§ **Objective**:
Look for the string "JSON" in the lines and copy each line that has it.

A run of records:
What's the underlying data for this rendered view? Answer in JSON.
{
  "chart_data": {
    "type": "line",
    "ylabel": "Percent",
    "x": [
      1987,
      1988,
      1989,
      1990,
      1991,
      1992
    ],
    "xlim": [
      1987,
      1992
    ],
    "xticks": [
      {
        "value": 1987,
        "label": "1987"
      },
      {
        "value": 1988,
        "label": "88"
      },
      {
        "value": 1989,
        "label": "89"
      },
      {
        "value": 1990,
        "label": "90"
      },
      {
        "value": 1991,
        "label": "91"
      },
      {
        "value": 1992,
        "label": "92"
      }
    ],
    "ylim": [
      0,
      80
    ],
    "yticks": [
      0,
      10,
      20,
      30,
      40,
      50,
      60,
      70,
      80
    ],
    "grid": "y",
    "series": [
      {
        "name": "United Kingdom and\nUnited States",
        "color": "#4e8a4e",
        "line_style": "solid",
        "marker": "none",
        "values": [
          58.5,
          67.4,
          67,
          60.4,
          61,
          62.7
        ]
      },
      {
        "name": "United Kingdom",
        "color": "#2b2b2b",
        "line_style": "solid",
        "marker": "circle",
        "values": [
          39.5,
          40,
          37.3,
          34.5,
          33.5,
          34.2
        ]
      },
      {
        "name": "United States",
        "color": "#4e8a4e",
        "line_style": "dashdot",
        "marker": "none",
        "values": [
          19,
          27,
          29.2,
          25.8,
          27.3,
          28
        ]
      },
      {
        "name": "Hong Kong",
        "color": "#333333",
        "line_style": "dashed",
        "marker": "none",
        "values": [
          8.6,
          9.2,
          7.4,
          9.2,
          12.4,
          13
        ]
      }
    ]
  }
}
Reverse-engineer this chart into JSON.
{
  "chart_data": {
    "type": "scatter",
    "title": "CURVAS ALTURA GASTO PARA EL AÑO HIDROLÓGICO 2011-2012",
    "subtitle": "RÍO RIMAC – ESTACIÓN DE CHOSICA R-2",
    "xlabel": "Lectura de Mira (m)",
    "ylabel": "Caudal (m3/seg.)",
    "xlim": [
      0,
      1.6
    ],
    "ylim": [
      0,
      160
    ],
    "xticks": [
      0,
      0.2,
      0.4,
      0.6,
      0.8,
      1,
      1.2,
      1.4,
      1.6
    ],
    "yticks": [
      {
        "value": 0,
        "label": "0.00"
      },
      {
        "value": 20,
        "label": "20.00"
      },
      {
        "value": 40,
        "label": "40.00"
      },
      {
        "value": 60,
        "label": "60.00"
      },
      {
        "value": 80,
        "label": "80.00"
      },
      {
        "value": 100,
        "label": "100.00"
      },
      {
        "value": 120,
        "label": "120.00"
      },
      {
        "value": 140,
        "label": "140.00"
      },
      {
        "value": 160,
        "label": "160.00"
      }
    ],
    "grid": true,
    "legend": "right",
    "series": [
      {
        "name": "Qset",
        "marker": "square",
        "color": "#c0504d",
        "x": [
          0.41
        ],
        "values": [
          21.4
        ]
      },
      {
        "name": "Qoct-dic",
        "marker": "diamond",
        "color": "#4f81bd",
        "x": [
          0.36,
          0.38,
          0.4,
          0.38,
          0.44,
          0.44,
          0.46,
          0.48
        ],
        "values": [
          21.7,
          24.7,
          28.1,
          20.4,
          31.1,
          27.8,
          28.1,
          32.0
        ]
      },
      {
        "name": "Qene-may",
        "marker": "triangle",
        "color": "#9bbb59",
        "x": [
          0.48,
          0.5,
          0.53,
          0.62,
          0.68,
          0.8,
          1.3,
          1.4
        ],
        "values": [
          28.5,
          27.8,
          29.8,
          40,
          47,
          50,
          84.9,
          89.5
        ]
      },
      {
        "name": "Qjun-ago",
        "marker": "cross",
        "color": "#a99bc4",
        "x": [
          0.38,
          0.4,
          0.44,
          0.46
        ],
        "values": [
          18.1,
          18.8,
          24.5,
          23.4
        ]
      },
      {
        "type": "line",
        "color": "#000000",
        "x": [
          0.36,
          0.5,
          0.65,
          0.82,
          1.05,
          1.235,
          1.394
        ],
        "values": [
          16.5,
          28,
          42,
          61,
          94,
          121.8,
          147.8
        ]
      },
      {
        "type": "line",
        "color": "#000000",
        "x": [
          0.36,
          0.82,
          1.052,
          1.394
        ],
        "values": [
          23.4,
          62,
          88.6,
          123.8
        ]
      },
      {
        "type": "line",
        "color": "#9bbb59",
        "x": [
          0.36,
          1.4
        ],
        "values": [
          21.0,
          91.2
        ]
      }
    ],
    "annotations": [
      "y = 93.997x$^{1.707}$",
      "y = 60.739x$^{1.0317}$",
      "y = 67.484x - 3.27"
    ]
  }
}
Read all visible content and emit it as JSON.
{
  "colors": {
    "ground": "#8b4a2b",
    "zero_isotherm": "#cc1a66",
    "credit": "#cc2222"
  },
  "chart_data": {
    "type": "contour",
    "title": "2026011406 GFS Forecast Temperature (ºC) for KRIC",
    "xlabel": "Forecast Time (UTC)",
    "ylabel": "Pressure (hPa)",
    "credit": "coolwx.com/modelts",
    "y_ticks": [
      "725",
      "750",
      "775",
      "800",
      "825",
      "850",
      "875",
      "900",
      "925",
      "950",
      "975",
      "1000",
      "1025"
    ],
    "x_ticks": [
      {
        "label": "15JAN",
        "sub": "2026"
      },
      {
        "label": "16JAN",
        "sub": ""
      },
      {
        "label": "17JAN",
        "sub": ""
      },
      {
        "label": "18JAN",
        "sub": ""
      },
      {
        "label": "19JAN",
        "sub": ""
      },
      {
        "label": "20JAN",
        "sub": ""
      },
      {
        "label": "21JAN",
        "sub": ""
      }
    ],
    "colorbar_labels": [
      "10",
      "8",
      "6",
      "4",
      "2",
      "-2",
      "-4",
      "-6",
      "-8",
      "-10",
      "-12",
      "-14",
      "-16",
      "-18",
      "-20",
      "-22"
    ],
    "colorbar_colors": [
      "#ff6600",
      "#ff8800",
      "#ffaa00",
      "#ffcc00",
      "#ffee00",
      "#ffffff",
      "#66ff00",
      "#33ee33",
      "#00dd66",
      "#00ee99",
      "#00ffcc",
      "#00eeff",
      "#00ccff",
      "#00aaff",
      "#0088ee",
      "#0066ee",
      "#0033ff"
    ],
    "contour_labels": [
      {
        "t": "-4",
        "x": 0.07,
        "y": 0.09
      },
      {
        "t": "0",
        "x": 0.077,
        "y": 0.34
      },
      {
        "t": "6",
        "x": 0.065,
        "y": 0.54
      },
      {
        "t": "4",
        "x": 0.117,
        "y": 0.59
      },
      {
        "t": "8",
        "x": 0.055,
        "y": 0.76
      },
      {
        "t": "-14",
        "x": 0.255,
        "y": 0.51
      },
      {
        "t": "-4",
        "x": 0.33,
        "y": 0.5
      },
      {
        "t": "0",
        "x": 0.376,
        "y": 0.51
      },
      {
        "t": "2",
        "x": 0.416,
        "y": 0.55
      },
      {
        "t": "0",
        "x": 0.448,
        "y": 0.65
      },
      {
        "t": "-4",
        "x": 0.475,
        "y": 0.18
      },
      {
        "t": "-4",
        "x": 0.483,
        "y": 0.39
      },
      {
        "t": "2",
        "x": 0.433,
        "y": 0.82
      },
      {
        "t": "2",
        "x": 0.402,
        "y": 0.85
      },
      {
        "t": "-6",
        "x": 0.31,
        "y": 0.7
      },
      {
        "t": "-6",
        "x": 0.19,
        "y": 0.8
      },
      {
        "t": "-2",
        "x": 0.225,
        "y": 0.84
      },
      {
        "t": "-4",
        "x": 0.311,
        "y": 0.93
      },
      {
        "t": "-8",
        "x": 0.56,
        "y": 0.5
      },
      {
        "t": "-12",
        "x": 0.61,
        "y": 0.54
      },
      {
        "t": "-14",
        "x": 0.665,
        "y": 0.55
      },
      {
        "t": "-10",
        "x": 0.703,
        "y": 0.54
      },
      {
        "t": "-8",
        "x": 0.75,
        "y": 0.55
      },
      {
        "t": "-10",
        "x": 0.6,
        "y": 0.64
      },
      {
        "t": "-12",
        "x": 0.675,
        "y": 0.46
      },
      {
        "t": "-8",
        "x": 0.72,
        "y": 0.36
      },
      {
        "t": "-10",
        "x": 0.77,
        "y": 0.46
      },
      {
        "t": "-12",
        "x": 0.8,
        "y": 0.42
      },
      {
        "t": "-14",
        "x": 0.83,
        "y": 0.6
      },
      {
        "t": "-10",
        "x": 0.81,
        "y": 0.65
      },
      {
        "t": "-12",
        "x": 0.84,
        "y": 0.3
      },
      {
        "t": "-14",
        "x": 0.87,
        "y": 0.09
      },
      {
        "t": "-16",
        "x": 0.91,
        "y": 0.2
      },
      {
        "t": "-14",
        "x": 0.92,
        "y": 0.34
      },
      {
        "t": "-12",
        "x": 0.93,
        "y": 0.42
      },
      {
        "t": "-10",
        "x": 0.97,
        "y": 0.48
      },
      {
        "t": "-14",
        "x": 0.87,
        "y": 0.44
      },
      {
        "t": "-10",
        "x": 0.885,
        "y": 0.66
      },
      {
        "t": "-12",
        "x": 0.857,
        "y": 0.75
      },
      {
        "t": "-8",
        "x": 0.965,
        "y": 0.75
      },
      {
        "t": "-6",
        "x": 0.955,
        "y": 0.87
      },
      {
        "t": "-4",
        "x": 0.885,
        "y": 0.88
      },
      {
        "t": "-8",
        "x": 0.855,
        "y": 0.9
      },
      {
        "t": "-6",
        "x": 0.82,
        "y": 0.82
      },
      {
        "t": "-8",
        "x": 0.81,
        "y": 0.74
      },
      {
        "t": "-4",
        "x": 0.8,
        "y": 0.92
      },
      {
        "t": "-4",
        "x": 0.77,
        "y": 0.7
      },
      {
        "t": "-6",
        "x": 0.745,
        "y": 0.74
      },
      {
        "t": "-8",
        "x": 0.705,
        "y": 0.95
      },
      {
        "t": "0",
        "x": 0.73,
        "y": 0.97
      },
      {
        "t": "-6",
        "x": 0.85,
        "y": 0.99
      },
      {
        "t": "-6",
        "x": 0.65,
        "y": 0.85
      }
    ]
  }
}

§ **Full response**:
What's the underlying data for this rendered view? Answer in JSON.
Reverse-engineer this chart into JSON.
Read all visible content and emit it as JSON.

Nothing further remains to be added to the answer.